## What is expected
Every line that contains the word "label" should be copied out.

## Dataset records
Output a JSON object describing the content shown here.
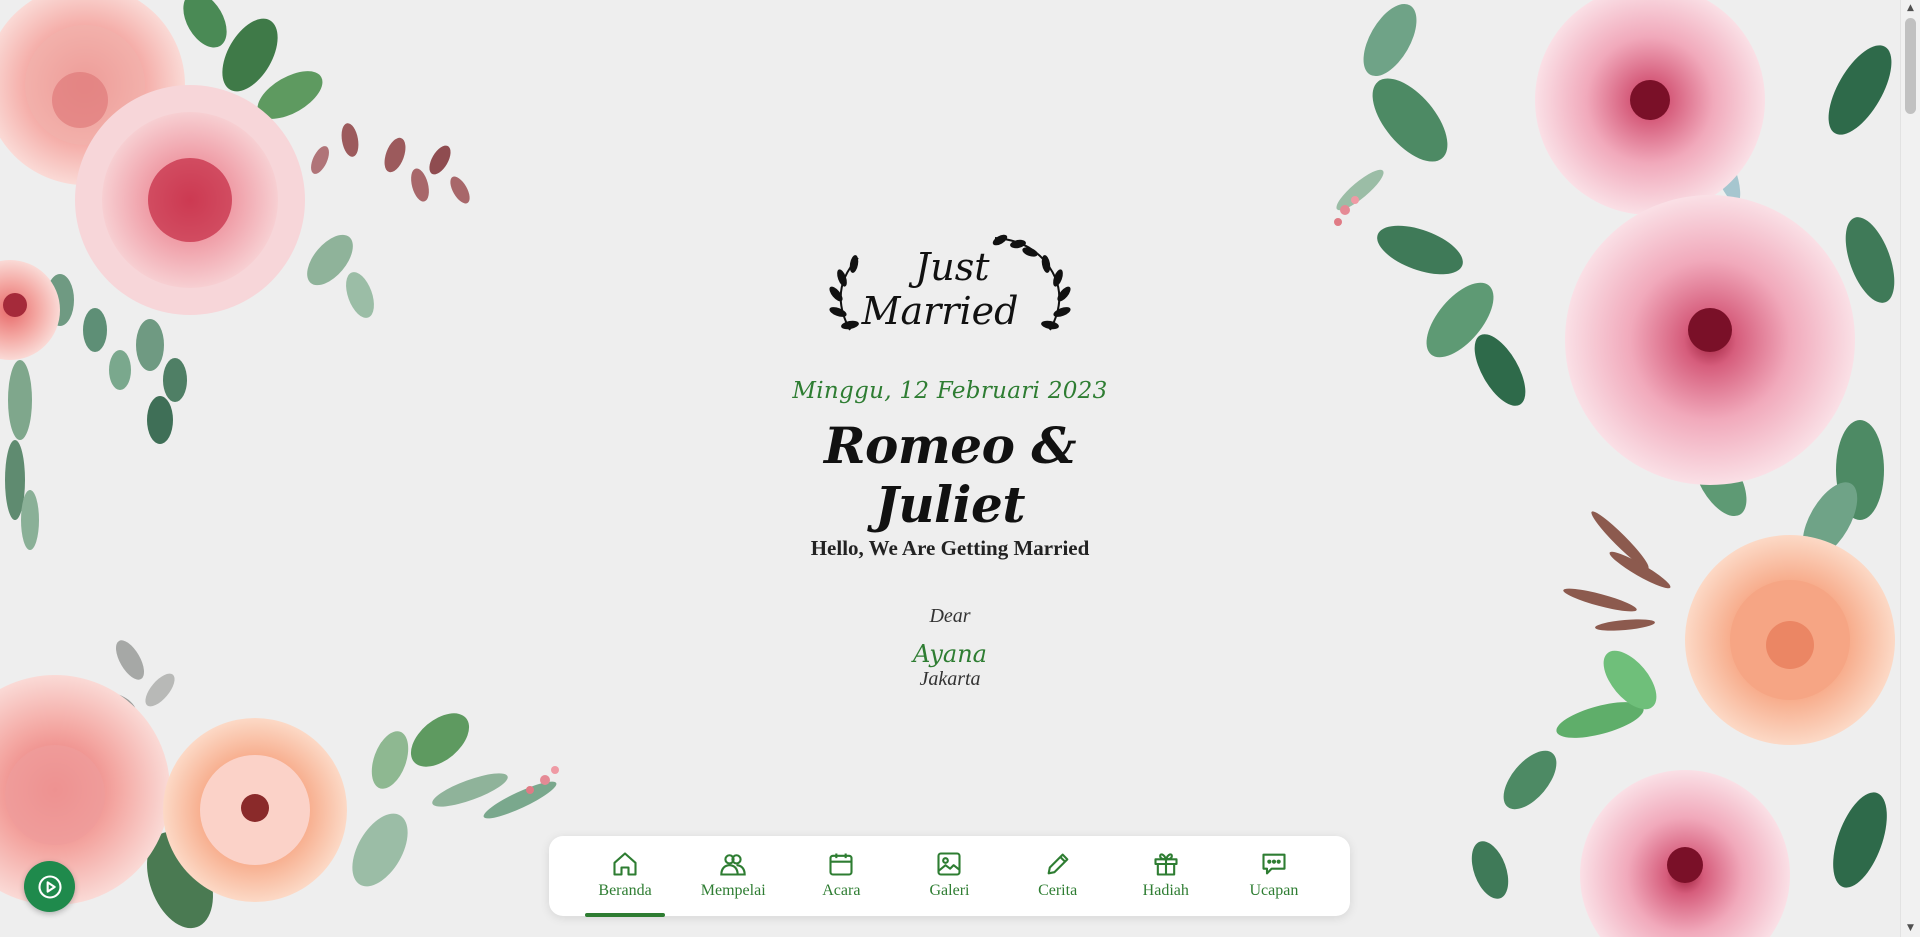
{
  "logo": {
    "line1": "Just",
    "line2": "Married"
  },
  "hero": {
    "date": "Minggu, 12 Februari 2023",
    "couple": "Romeo & Juliet",
    "tagline": "Hello, We Are Getting Married"
  },
  "guest": {
    "greeting": "Dear",
    "name": "Ayana",
    "city": "Jakarta"
  },
  "nav": {
    "items": [
      {
        "label": "Beranda",
        "icon": "home-icon",
        "active": true
      },
      {
        "label": "Mempelai",
        "icon": "couple-icon",
        "active": false
      },
      {
        "label": "Acara",
        "icon": "calendar-icon",
        "active": false
      },
      {
        "label": "Galeri",
        "icon": "image-icon",
        "active": false
      },
      {
        "label": "Cerita",
        "icon": "pencil-icon",
        "active": false
      },
      {
        "label": "Hadiah",
        "icon": "gift-icon",
        "active": false
      },
      {
        "label": "Ucapan",
        "icon": "chat-icon",
        "active": false
      }
    ]
  },
  "music": {
    "icon": "play-circle-icon"
  },
  "colors": {
    "accent": "#2e7d32",
    "background": "#eeeeee",
    "music_button": "#1f8a4c"
  }
}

## Output
        "label": "Beranda",
        "label": "Mempelai",
        "label": "Acara",
        "label": "Galeri",
        "label": "Cerita",
        "label": "Hadiah",
        "label": "Ucapan",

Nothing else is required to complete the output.